(Material for this task)
::::::::

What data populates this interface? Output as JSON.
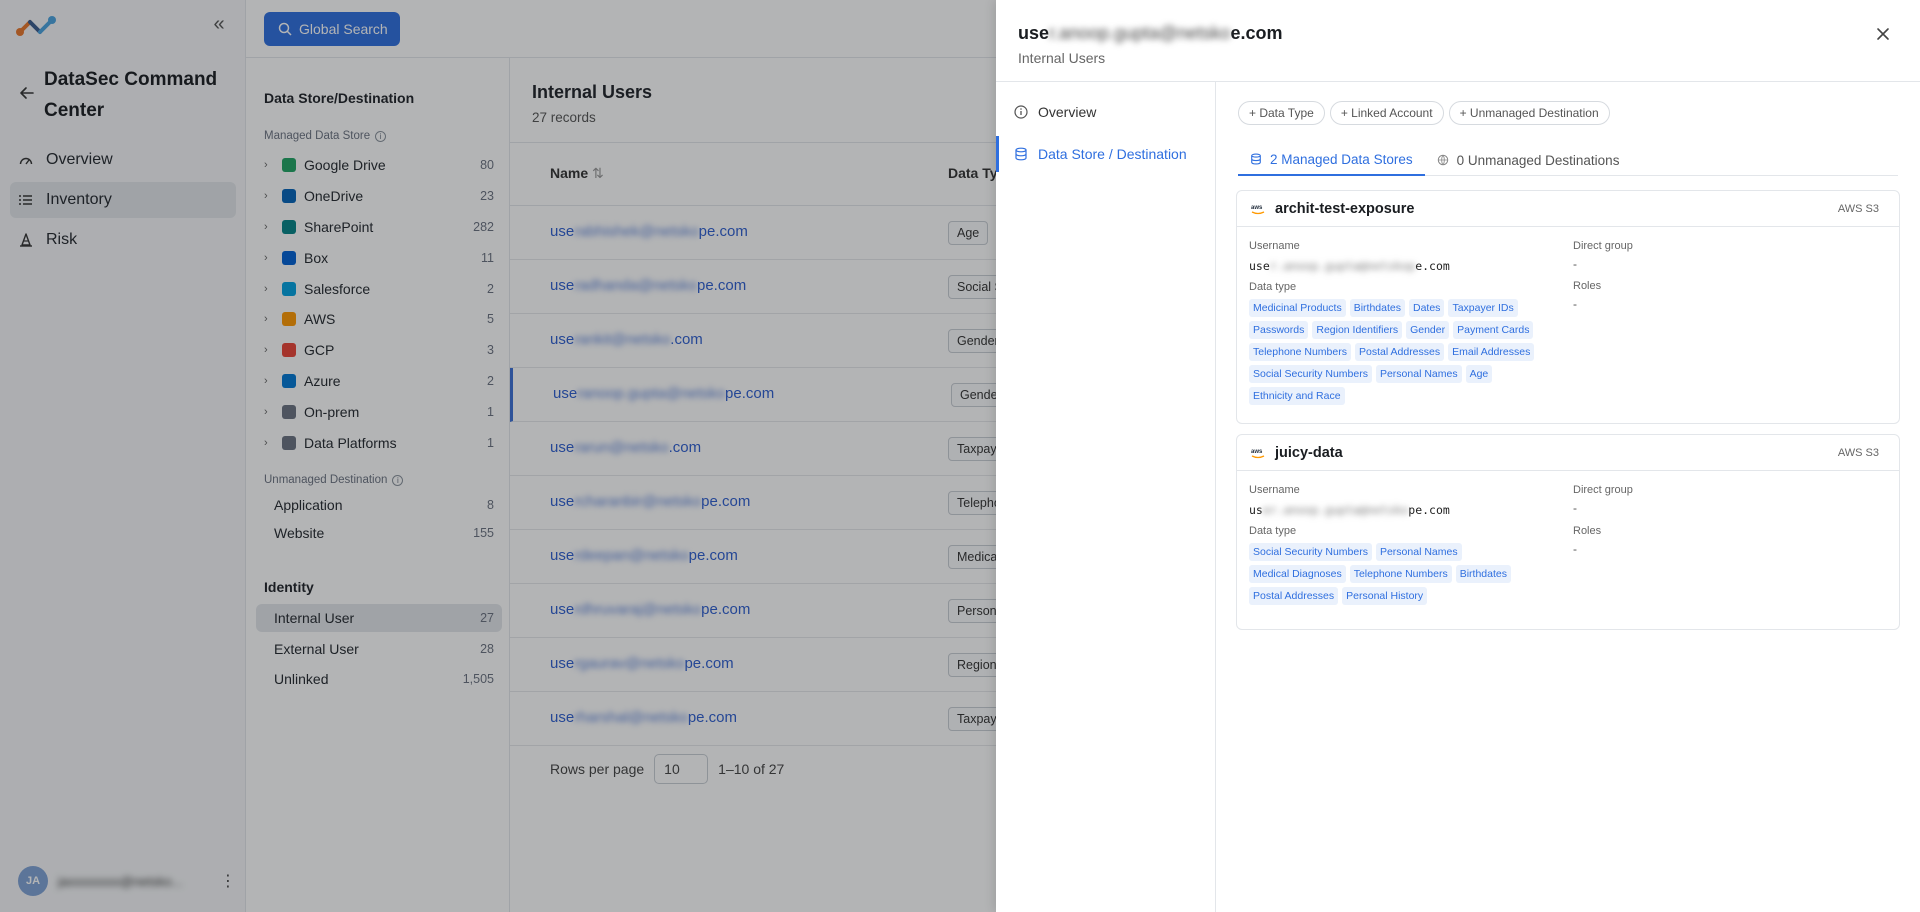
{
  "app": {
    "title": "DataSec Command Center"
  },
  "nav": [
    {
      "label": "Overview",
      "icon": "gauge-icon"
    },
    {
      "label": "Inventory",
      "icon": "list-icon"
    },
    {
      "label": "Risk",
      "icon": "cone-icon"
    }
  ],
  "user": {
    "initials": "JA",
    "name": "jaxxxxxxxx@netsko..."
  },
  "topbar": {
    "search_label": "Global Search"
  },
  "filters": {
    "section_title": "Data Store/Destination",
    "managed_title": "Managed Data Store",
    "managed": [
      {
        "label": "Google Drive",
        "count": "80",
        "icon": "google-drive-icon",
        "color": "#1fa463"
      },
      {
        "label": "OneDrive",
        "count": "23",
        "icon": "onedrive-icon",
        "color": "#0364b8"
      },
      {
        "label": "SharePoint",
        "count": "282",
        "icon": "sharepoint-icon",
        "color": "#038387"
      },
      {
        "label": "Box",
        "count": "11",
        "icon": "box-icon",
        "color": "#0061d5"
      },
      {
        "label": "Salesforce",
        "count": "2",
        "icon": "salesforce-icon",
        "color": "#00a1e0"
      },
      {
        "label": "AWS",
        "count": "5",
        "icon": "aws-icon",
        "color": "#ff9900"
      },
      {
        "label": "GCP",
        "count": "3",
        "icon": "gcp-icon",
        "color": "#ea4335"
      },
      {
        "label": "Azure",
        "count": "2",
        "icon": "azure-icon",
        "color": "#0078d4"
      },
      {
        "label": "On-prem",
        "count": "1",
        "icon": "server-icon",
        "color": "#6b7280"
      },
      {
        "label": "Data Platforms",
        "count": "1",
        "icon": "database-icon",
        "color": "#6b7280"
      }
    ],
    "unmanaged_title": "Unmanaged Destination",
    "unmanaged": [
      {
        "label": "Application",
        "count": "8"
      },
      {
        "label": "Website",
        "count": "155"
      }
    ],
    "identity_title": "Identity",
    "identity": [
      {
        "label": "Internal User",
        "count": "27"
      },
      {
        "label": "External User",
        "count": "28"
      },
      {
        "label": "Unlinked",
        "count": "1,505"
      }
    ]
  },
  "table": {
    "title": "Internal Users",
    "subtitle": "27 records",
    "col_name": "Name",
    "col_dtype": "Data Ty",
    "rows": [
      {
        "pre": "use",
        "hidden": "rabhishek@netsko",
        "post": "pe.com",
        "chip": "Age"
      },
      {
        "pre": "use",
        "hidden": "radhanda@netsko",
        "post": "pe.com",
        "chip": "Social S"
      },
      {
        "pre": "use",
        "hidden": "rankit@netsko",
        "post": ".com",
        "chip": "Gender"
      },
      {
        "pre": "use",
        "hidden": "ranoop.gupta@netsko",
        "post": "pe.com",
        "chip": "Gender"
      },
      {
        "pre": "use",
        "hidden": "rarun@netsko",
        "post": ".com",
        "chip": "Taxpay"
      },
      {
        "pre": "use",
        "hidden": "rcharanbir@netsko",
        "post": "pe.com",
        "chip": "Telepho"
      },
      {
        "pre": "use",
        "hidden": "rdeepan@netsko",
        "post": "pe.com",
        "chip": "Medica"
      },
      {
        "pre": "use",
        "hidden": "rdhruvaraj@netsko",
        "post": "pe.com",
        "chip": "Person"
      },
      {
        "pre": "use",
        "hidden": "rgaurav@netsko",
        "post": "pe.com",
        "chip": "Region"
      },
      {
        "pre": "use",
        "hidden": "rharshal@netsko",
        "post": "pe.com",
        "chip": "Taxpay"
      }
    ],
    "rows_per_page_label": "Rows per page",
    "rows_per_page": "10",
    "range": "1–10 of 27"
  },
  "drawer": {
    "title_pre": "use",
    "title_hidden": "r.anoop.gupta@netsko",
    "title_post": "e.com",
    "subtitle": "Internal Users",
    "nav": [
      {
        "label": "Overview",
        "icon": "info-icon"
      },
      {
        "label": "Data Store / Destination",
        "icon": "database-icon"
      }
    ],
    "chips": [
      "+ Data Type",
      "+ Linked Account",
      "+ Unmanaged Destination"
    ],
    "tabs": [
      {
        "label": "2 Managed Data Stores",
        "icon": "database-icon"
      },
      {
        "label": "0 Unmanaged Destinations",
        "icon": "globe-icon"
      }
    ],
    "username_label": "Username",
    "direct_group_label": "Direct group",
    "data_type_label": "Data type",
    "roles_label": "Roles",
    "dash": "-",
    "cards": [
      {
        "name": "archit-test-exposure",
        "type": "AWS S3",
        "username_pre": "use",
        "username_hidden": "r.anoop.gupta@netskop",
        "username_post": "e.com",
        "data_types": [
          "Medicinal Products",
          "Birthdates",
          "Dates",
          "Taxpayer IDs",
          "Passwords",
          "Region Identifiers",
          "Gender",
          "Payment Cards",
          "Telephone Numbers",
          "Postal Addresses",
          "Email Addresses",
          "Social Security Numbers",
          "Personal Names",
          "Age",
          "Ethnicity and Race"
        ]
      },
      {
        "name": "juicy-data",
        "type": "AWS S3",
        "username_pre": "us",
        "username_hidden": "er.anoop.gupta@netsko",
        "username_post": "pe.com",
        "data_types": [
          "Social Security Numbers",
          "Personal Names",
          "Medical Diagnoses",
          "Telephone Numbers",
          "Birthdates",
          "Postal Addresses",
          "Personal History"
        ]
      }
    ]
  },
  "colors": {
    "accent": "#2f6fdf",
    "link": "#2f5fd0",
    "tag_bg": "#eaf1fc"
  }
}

::::::::

(Description of the task)
Transcribe the records above exactly, omitting every picture they contain.

(Task result)
What data populates this interface? Output as JSON.
{
  "app": {
    "title": "DataSec Command Center"
  },
  "nav": [
    {
      "label": "Overview",
      "icon": "gauge-icon"
    },
    {
      "label": "Inventory",
      "icon": "list-icon"
    },
    {
      "label": "Risk",
      "icon": "cone-icon"
    }
  ],
  "user": {
    "initials": "JA",
    "name": "jaxxxxxxxx@netsko..."
  },
  "topbar": {
    "search_label": "Global Search"
  },
  "filters": {
    "section_title": "Data Store/Destination",
    "managed_title": "Managed Data Store",
    "managed": [
      {
        "label": "Google Drive",
        "count": "80",
        "icon": "google-drive-icon",
        "color": "#1fa463"
      },
      {
        "label": "OneDrive",
        "count": "23",
        "icon": "onedrive-icon",
        "color": "#0364b8"
      },
      {
        "label": "SharePoint",
        "count": "282",
        "icon": "sharepoint-icon",
        "color": "#038387"
      },
      {
        "label": "Box",
        "count": "11",
        "icon": "box-icon",
        "color": "#0061d5"
      },
      {
        "label": "Salesforce",
        "count": "2",
        "icon": "salesforce-icon",
        "color": "#00a1e0"
      },
      {
        "label": "AWS",
        "count": "5",
        "icon": "aws-icon",
        "color": "#ff9900"
      },
      {
        "label": "GCP",
        "count": "3",
        "icon": "gcp-icon",
        "color": "#ea4335"
      },
      {
        "label": "Azure",
        "count": "2",
        "icon": "azure-icon",
        "color": "#0078d4"
      },
      {
        "label": "On-prem",
        "count": "1",
        "icon": "server-icon",
        "color": "#6b7280"
      },
      {
        "label": "Data Platforms",
        "count": "1",
        "icon": "database-icon",
        "color": "#6b7280"
      }
    ],
    "unmanaged_title": "Unmanaged Destination",
    "unmanaged": [
      {
        "label": "Application",
        "count": "8"
      },
      {
        "label": "Website",
        "count": "155"
      }
    ],
    "identity_title": "Identity",
    "identity": [
      {
        "label": "Internal User",
        "count": "27"
      },
      {
        "label": "External User",
        "count": "28"
      },
      {
        "label": "Unlinked",
        "count": "1,505"
      }
    ]
  },
  "table": {
    "title": "Internal Users",
    "subtitle": "27 records",
    "col_name": "Name",
    "col_dtype": "Data Ty",
    "rows": [
      {
        "pre": "use",
        "hidden": "rabhishek@netsko",
        "post": "pe.com",
        "chip": "Age"
      },
      {
        "pre": "use",
        "hidden": "radhanda@netsko",
        "post": "pe.com",
        "chip": "Social S"
      },
      {
        "pre": "use",
        "hidden": "rankit@netsko",
        "post": ".com",
        "chip": "Gender"
      },
      {
        "pre": "use",
        "hidden": "ranoop.gupta@netsko",
        "post": "pe.com",
        "chip": "Gender"
      },
      {
        "pre": "use",
        "hidden": "rarun@netsko",
        "post": ".com",
        "chip": "Taxpay"
      },
      {
        "pre": "use",
        "hidden": "rcharanbir@netsko",
        "post": "pe.com",
        "chip": "Telepho"
      },
      {
        "pre": "use",
        "hidden": "rdeepan@netsko",
        "post": "pe.com",
        "chip": "Medica"
      },
      {
        "pre": "use",
        "hidden": "rdhruvaraj@netsko",
        "post": "pe.com",
        "chip": "Person"
      },
      {
        "pre": "use",
        "hidden": "rgaurav@netsko",
        "post": "pe.com",
        "chip": "Region"
      },
      {
        "pre": "use",
        "hidden": "rharshal@netsko",
        "post": "pe.com",
        "chip": "Taxpay"
      }
    ],
    "rows_per_page_label": "Rows per page",
    "rows_per_page": "10",
    "range": "1–10 of 27"
  },
  "drawer": {
    "title_pre": "use",
    "title_hidden": "r.anoop.gupta@netsko",
    "title_post": "e.com",
    "subtitle": "Internal Users",
    "nav": [
      {
        "label": "Overview",
        "icon": "info-icon"
      },
      {
        "label": "Data Store / Destination",
        "icon": "database-icon"
      }
    ],
    "chips": [
      "+ Data Type",
      "+ Linked Account",
      "+ Unmanaged Destination"
    ],
    "tabs": [
      {
        "label": "2 Managed Data Stores",
        "icon": "database-icon"
      },
      {
        "label": "0 Unmanaged Destinations",
        "icon": "globe-icon"
      }
    ],
    "username_label": "Username",
    "direct_group_label": "Direct group",
    "data_type_label": "Data type",
    "roles_label": "Roles",
    "dash": "-",
    "cards": [
      {
        "name": "archit-test-exposure",
        "type": "AWS S3",
        "username_pre": "use",
        "username_hidden": "r.anoop.gupta@netskop",
        "username_post": "e.com",
        "data_types": [
          "Medicinal Products",
          "Birthdates",
          "Dates",
          "Taxpayer IDs",
          "Passwords",
          "Region Identifiers",
          "Gender",
          "Payment Cards",
          "Telephone Numbers",
          "Postal Addresses",
          "Email Addresses",
          "Social Security Numbers",
          "Personal Names",
          "Age",
          "Ethnicity and Race"
        ]
      },
      {
        "name": "juicy-data",
        "type": "AWS S3",
        "username_pre": "us",
        "username_hidden": "er.anoop.gupta@netsko",
        "username_post": "pe.com",
        "data_types": [
          "Social Security Numbers",
          "Personal Names",
          "Medical Diagnoses",
          "Telephone Numbers",
          "Birthdates",
          "Postal Addresses",
          "Personal History"
        ]
      }
    ]
  },
  "colors": {
    "accent": "#2f6fdf",
    "link": "#2f5fd0",
    "tag_bg": "#eaf1fc"
  }
}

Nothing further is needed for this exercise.